To be done: Quote the data below in full, please, without altering anything.
--- --- ---
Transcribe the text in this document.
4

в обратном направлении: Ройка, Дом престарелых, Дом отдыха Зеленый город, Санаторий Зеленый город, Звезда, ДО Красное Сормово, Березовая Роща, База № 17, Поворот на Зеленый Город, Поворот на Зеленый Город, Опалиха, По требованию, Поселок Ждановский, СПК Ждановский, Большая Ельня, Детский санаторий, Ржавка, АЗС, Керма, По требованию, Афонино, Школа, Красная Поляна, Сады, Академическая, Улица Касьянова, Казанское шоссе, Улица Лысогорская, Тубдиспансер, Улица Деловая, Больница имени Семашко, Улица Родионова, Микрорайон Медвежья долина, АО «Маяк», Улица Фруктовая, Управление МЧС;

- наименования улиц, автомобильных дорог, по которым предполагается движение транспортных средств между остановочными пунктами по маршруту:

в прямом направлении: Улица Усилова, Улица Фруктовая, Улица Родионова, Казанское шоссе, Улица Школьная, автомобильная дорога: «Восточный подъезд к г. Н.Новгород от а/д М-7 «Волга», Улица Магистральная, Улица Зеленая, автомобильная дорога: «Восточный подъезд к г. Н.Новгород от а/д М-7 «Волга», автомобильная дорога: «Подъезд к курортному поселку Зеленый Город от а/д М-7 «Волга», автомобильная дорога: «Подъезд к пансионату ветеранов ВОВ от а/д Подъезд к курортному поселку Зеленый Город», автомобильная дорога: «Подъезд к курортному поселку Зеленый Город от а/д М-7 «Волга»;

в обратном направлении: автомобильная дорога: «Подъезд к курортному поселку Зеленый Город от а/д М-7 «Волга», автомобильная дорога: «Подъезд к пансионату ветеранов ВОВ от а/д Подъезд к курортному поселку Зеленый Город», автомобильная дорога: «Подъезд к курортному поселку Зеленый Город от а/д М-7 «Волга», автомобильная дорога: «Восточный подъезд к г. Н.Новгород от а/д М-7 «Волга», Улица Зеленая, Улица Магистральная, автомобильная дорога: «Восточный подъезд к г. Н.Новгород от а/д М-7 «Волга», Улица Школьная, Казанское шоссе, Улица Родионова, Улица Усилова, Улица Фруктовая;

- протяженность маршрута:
--- --- ---
Task answer:
Transcribe the text in this document.
4

в обратном направлении: Ройка, Дом престарелых, Дом отдыха Зеленый город, Санаторий Зеленый город, Звезда, ДО Красное Сормово, Березовая Роща, База № 17, Поворот на Зеленый Город, Поворот на Зеленый Город, Опалиха, По требованию, Поселок Ждановский, СПК Ждановский, Большая Ельня, Детский санаторий, Ржавка, АЗС, Керма, По требованию, Афонино, Школа, Красная Поляна, Сады, Академическая, Улица Касьянова, Казанское шоссе, Улица Лысогорская, Тубдиспансер, Улица Деловая, Больница имени Семашко, Улица Родионова, Микрорайон Медвежья долина, АО «Маяк», Улица Фруктовая, Управление МЧС;

- наименования улиц, автомобильных дорог, по которым предполагается движение транспортных средств между остановочными пунктами по маршруту:

в прямом направлении: Улица Усилова, Улица Фруктовая, Улица Родионова, Казанское шоссе, Улица Школьная, автомобильная дорога: «Восточный подъезд к г. Н.Новгород от а/д М-7 «Волга», Улица Магистральная, Улица Зеленая, автомобильная дорога: «Восточный подъезд к г. Н.Новгород от а/д М-7 «Волга», автомобильная дорога: «Подъезд к курортному поселку Зеленый Город от а/д М-7 «Волга», автомобильная дорога: «Подъезд к пансионату ветеранов ВОВ от а/д Подъезд к курортному поселку Зеленый Город», автомобильная дорога: «Подъезд к курортному поселку Зеленый Город от а/д М-7 «Волга»;

в обратном направлении: автомобильная дорога: «Подъезд к курортному поселку Зеленый Город от а/д М-7 «Волга», автомобильная дорога: «Подъезд к пансионату ветеранов ВОВ от а/д Подъезд к курортному поселку Зеленый Город», автомобильная дорога: «Подъезд к курортному поселку Зеленый Город от а/д М-7 «Волга», автомобильная дорога: «Восточный подъезд к г. Н.Новгород от а/д М-7 «Волга», Улица Зеленая, Улица Магистральная, автомобильная дорога: «Восточный подъезд к г. Н.Новгород от а/д М-7 «Волга», Улица Школьная, Казанское шоссе, Улица Родионова, Улица Усилова, Улица Фруктовая;

- протяженность маршрута:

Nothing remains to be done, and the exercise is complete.